*Aim:* Extract the lines that carry the string "style" from the listing.

━━━━━ Entries ━━━━━

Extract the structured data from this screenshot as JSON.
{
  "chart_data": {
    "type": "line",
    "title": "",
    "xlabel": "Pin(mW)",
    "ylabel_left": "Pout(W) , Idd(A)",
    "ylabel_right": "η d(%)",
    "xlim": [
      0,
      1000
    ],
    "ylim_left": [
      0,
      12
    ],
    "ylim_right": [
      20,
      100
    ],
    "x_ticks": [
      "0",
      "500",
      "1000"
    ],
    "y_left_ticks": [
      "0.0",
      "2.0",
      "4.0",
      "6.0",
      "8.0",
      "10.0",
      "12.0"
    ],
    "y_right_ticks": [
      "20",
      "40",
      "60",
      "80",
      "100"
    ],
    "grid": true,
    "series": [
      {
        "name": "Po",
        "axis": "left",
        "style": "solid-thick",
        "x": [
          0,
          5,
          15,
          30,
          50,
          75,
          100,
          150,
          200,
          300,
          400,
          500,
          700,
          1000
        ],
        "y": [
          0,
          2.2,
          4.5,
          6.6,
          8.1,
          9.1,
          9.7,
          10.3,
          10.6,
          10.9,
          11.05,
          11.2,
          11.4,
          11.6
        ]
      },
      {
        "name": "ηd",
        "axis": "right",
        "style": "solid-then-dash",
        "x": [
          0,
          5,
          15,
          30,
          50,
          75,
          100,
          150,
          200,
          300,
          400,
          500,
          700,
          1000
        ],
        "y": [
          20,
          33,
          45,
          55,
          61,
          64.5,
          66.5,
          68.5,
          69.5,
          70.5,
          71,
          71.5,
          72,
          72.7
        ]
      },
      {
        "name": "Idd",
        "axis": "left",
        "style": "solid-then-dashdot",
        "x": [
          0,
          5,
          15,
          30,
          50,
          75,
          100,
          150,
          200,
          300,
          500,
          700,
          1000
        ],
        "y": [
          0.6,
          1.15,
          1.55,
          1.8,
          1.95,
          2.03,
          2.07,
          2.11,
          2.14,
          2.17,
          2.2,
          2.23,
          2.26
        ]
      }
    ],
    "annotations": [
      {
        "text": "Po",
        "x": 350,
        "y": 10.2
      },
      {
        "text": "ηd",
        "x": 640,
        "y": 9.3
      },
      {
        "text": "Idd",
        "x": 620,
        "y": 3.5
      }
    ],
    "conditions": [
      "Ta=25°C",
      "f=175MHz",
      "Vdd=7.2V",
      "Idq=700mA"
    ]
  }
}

━━━━━

*Right answer:*
        "style": "solid-thick",
        "style": "solid-then-dash",
        "style": "solid-then-dashdot",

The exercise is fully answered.